[Stored data entries]
|---|

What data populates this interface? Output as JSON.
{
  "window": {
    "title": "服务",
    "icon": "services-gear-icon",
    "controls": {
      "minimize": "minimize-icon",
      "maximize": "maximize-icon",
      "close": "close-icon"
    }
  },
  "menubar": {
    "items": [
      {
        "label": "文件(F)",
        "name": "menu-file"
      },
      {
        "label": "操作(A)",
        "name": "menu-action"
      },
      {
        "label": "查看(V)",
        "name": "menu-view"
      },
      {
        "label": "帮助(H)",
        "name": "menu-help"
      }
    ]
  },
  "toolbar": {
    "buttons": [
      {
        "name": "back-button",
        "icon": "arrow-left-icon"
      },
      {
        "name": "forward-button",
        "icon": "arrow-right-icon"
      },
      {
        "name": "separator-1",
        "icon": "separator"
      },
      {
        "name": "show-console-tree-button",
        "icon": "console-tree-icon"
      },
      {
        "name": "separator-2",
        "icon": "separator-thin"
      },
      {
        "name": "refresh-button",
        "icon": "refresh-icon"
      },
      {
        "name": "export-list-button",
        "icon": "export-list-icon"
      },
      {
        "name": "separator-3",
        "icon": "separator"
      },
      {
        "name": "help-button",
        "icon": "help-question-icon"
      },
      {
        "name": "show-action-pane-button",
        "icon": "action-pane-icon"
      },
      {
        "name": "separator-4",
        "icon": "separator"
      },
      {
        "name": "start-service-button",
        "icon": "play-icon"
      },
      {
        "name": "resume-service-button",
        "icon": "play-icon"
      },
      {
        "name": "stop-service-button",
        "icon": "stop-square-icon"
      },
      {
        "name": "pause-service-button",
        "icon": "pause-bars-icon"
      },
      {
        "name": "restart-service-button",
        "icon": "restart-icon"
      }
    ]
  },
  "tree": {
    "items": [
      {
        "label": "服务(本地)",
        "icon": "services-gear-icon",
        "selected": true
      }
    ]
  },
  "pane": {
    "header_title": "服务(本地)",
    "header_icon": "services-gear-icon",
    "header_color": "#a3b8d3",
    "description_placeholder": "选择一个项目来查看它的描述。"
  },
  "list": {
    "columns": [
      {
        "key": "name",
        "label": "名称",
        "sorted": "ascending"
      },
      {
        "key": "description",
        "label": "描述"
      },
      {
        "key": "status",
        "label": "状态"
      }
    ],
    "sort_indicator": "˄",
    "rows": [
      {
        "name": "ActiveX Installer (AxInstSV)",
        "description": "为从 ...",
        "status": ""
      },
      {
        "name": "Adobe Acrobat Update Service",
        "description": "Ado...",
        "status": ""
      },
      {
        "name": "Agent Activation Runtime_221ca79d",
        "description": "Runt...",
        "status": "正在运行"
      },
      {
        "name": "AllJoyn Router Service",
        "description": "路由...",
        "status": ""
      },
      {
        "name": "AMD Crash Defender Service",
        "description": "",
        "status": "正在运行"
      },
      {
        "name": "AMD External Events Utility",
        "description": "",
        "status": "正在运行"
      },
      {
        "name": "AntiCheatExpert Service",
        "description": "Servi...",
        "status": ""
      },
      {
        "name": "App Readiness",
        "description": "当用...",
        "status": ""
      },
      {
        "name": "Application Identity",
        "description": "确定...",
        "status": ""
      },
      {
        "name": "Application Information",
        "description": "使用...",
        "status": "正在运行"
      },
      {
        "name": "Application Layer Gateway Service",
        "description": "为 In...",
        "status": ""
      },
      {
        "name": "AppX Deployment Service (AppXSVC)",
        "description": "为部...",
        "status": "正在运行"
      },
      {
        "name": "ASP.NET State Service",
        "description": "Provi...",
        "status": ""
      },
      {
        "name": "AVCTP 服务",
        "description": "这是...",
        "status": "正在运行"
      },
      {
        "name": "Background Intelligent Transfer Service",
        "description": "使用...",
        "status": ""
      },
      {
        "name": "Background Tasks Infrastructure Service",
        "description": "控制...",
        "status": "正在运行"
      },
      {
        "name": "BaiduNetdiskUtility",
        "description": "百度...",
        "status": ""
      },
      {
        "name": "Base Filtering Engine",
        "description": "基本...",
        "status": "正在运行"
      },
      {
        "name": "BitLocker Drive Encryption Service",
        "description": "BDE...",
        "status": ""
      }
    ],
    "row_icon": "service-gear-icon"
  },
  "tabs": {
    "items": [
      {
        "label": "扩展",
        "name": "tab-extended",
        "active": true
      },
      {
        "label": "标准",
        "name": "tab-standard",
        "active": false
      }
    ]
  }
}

|---|

# Written exercise:
Locate the lines above that contain "console" and copy them.

# Exercise output:
        "name": "show-console-tree-button",
        "icon": "console-tree-icon"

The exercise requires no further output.